PROBLEM:
In this exercise, reproduce all the entries that follow exactly.

Stored data entries
● ● ● ● ● ● ●

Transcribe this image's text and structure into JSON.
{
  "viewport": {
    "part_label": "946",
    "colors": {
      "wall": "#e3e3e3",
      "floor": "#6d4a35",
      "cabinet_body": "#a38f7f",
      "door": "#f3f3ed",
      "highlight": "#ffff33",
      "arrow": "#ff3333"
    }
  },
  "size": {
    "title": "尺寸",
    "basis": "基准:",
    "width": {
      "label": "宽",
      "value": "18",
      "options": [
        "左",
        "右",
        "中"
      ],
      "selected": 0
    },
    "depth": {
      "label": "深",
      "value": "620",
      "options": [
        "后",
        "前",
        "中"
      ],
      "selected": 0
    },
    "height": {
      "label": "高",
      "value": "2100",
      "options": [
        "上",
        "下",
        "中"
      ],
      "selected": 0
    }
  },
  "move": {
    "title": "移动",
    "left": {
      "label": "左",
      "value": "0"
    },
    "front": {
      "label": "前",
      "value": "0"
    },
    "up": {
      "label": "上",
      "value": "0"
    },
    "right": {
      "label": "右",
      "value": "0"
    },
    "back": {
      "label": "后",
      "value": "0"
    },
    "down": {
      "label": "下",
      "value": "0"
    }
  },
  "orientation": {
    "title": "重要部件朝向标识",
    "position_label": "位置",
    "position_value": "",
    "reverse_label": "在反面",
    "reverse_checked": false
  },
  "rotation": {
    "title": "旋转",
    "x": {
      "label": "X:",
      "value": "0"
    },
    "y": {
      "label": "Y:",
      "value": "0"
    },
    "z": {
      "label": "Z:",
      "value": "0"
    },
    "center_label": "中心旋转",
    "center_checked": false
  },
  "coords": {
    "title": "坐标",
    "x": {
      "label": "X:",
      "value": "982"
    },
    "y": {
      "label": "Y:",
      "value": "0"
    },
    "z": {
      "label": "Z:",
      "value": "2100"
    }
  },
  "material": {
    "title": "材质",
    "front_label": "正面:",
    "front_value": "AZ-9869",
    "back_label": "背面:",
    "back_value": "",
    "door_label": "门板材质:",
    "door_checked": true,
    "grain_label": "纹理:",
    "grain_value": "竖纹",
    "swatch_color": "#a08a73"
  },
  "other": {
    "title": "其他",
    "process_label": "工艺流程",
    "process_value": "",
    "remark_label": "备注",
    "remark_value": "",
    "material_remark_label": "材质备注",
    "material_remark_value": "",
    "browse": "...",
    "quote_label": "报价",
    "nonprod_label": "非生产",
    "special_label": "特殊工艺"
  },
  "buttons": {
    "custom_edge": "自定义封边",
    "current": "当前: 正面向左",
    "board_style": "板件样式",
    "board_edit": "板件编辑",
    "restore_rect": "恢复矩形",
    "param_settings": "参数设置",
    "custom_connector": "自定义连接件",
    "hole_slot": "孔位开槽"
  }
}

● ● ● ● ● ● ●

RESPONSE:
Transcribe this image's text and structure into JSON.
{
  "viewport": {
    "part_label": "946",
    "colors": {
      "wall": "#e3e3e3",
      "floor": "#6d4a35",
      "cabinet_body": "#a38f7f",
      "door": "#f3f3ed",
      "highlight": "#ffff33",
      "arrow": "#ff3333"
    }
  },
  "size": {
    "title": "尺寸",
    "basis": "基准:",
    "width": {
      "label": "宽",
      "value": "18",
      "options": [
        "左",
        "右",
        "中"
      ],
      "selected": 0
    },
    "depth": {
      "label": "深",
      "value": "620",
      "options": [
        "后",
        "前",
        "中"
      ],
      "selected": 0
    },
    "height": {
      "label": "高",
      "value": "2100",
      "options": [
        "上",
        "下",
        "中"
      ],
      "selected": 0
    }
  },
  "move": {
    "title": "移动",
    "left": {
      "label": "左",
      "value": "0"
    },
    "front": {
      "label": "前",
      "value": "0"
    },
    "up": {
      "label": "上",
      "value": "0"
    },
    "right": {
      "label": "右",
      "value": "0"
    },
    "back": {
      "label": "后",
      "value": "0"
    },
    "down": {
      "label": "下",
      "value": "0"
    }
  },
  "orientation": {
    "title": "重要部件朝向标识",
    "position_label": "位置",
    "position_value": "",
    "reverse_label": "在反面",
    "reverse_checked": false
  },
  "rotation": {
    "title": "旋转",
    "x": {
      "label": "X:",
      "value": "0"
    },
    "y": {
      "label": "Y:",
      "value": "0"
    },
    "z": {
      "label": "Z:",
      "value": "0"
    },
    "center_label": "中心旋转",
    "center_checked": false
  },
  "coords": {
    "title": "坐标",
    "x": {
      "label": "X:",
      "value": "982"
    },
    "y": {
      "label": "Y:",
      "value": "0"
    },
    "z": {
      "label": "Z:",
      "value": "2100"
    }
  },
  "material": {
    "title": "材质",
    "front_label": "正面:",
    "front_value": "AZ-9869",
    "back_label": "背面:",
    "back_value": "",
    "door_label": "门板材质:",
    "door_checked": true,
    "grain_label": "纹理:",
    "grain_value": "竖纹",
    "swatch_color": "#a08a73"
  },
  "other": {
    "title": "其他",
    "process_label": "工艺流程",
    "process_value": "",
    "remark_label": "备注",
    "remark_value": "",
    "material_remark_label": "材质备注",
    "material_remark_value": "",
    "browse": "...",
    "quote_label": "报价",
    "nonprod_label": "非生产",
    "special_label": "特殊工艺"
  },
  "buttons": {
    "custom_edge": "自定义封边",
    "current": "当前: 正面向左",
    "board_style": "板件样式",
    "board_edit": "板件编辑",
    "restore_rect": "恢复矩形",
    "param_settings": "参数设置",
    "custom_connector": "自定义连接件",
    "hole_slot": "孔位开槽"
  }
}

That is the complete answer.